═══ DATA ROWS ═══
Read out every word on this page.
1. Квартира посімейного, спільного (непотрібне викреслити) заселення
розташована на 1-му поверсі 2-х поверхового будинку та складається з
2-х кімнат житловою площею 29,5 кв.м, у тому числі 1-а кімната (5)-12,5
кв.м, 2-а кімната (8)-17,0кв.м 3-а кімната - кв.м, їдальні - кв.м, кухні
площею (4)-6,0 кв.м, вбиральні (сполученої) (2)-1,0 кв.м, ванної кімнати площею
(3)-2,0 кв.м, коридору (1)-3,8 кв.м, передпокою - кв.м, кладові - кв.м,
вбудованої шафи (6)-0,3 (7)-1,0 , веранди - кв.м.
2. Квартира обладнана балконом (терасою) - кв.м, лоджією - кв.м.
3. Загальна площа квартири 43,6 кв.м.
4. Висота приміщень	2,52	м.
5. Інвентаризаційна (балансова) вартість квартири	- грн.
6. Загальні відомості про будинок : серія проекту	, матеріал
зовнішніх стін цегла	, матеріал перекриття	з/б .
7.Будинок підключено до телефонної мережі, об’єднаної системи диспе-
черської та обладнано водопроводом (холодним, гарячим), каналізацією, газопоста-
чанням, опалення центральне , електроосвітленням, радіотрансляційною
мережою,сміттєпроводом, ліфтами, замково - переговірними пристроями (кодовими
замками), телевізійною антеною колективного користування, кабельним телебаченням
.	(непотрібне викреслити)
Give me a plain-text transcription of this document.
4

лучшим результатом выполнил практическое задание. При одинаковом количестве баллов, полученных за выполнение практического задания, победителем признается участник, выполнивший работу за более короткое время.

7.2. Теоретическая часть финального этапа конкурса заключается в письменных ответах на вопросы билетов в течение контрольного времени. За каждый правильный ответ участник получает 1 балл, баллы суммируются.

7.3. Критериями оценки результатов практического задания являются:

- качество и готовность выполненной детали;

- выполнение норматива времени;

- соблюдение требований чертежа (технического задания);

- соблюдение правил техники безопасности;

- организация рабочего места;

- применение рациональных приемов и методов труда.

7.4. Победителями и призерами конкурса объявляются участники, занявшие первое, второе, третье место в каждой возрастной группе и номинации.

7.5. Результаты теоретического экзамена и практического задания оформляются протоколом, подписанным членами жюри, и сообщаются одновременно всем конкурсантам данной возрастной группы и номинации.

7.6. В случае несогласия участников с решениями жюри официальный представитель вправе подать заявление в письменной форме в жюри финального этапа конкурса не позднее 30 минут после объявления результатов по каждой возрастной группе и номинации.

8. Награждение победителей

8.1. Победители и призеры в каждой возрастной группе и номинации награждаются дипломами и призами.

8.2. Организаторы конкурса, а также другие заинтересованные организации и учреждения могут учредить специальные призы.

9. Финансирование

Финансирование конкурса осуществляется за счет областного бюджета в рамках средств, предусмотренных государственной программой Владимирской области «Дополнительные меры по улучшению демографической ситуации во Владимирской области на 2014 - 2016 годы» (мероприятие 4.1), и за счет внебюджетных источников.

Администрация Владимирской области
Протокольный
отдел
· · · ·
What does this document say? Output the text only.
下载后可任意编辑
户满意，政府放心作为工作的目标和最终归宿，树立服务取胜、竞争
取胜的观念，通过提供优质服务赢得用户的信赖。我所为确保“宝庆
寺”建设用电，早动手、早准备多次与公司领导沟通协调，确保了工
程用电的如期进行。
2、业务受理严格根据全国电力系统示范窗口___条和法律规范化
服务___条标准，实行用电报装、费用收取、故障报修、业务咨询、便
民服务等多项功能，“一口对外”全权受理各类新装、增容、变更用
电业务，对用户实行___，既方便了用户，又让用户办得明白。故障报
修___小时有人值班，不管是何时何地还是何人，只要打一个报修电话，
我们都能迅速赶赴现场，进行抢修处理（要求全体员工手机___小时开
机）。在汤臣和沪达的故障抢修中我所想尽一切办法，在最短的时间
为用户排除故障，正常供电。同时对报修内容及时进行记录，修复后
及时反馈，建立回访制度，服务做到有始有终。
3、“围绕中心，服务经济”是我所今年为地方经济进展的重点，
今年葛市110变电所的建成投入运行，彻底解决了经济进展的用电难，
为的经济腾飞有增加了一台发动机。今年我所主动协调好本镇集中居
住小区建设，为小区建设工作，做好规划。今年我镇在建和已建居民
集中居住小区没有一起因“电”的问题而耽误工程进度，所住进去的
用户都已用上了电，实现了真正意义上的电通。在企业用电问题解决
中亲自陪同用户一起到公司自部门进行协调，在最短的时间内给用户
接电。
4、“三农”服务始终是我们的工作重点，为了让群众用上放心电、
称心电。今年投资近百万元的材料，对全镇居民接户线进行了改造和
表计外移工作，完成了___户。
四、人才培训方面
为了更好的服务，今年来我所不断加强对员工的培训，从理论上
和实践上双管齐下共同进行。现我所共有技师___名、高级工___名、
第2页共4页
═══
▶ PROBLEM TO WORK ON
Please repeat all the records above exactly as they appear.

▶ TASK ANSWER
Read out every word on this page.
1. Квартира посімейного, спільного (непотрібне викреслити) заселення
розташована на 1-му поверсі 2-х поверхового будинку та складається з
2-х кімнат житловою площею 29,5 кв.м, у тому числі 1-а кімната (5)-12,5
кв.м, 2-а кімната (8)-17,0кв.м 3-а кімната - кв.м, їдальні - кв.м, кухні
площею (4)-6,0 кв.м, вбиральні (сполученої) (2)-1,0 кв.м, ванної кімнати площею
(3)-2,0 кв.м, коридору (1)-3,8 кв.м, передпокою - кв.м, кладові - кв.м,
вбудованої шафи (6)-0,3 (7)-1,0 , веранди - кв.м.
2. Квартира обладнана балконом (терасою) - кв.м, лоджією - кв.м.
3. Загальна площа квартири 43,6 кв.м.
4. Висота приміщень	2,52	м.
5. Інвентаризаційна (балансова) вартість квартири	- грн.
6. Загальні відомості про будинок : серія проекту	, матеріал
зовнішніх стін цегла	, матеріал перекриття	з/б .
7.Будинок підключено до телефонної мережі, об’єднаної системи диспе-
черської та обладнано водопроводом (холодним, гарячим), каналізацією, газопоста-
чанням, опалення центральне , електроосвітленням, радіотрансляційною
мережою,сміттєпроводом, ліфтами, замково - переговірними пристроями (кодовими
замками), телевізійною антеною колективного користування, кабельним телебаченням
.	(непотрібне викреслити)
Give me a plain-text transcription of this document.
4

лучшим результатом выполнил практическое задание. При одинаковом количестве баллов, полученных за выполнение практического задания, победителем признается участник, выполнивший работу за более короткое время.

7.2. Теоретическая часть финального этапа конкурса заключается в письменных ответах на вопросы билетов в течение контрольного времени. За каждый правильный ответ участник получает 1 балл, баллы суммируются.

7.3. Критериями оценки результатов практического задания являются:

- качество и готовность выполненной детали;

- выполнение норматива времени;

- соблюдение требований чертежа (технического задания);

- соблюдение правил техники безопасности;

- организация рабочего места;

- применение рациональных приемов и методов труда.

7.4. Победителями и призерами конкурса объявляются участники, занявшие первое, второе, третье место в каждой возрастной группе и номинации.

7.5. Результаты теоретического экзамена и практического задания оформляются протоколом, подписанным членами жюри, и сообщаются одновременно всем конкурсантам данной возрастной группы и номинации.

7.6. В случае несогласия участников с решениями жюри официальный представитель вправе подать заявление в письменной форме в жюри финального этапа конкурса не позднее 30 минут после объявления результатов по каждой возрастной группе и номинации.

8. Награждение победителей

8.1. Победители и призеры в каждой возрастной группе и номинации награждаются дипломами и призами.

8.2. Организаторы конкурса, а также другие заинтересованные организации и учреждения могут учредить специальные призы.

9. Финансирование

Финансирование конкурса осуществляется за счет областного бюджета в рамках средств, предусмотренных государственной программой Владимирской области «Дополнительные меры по улучшению демографической ситуации во Владимирской области на 2014 - 2016 годы» (мероприятие 4.1), и за счет внебюджетных источников.

Администрация Владимирской области
Протокольный
отдел
· · · ·
What does this document say? Output the text only.
下载后可任意编辑
户满意，政府放心作为工作的目标和最终归宿，树立服务取胜、竞争
取胜的观念，通过提供优质服务赢得用户的信赖。我所为确保“宝庆
寺”建设用电，早动手、早准备多次与公司领导沟通协调，确保了工
程用电的如期进行。
2、业务受理严格根据全国电力系统示范窗口___条和法律规范化
服务___条标准，实行用电报装、费用收取、故障报修、业务咨询、便
民服务等多项功能，“一口对外”全权受理各类新装、增容、变更用
电业务，对用户实行___，既方便了用户，又让用户办得明白。故障报
修___小时有人值班，不管是何时何地还是何人，只要打一个报修电话，
我们都能迅速赶赴现场，进行抢修处理（要求全体员工手机___小时开
机）。在汤臣和沪达的故障抢修中我所想尽一切办法，在最短的时间
为用户排除故障，正常供电。同时对报修内容及时进行记录，修复后
及时反馈，建立回访制度，服务做到有始有终。
3、“围绕中心，服务经济”是我所今年为地方经济进展的重点，
今年葛市110变电所的建成投入运行，彻底解决了经济进展的用电难，
为的经济腾飞有增加了一台发动机。今年我所主动协调好本镇集中居
住小区建设，为小区建设工作，做好规划。今年我镇在建和已建居民
集中居住小区没有一起因“电”的问题而耽误工程进度，所住进去的
用户都已用上了电，实现了真正意义上的电通。在企业用电问题解决
中亲自陪同用户一起到公司自部门进行协调，在最短的时间内给用户
接电。
4、“三农”服务始终是我们的工作重点，为了让群众用上放心电、
称心电。今年投资近百万元的材料，对全镇居民接户线进行了改造和
表计外移工作，完成了___户。
四、人才培训方面
为了更好的服务，今年来我所不断加强对员工的培训，从理论上
和实践上双管齐下共同进行。现我所共有技师___名、高级工___名、
第2页共4页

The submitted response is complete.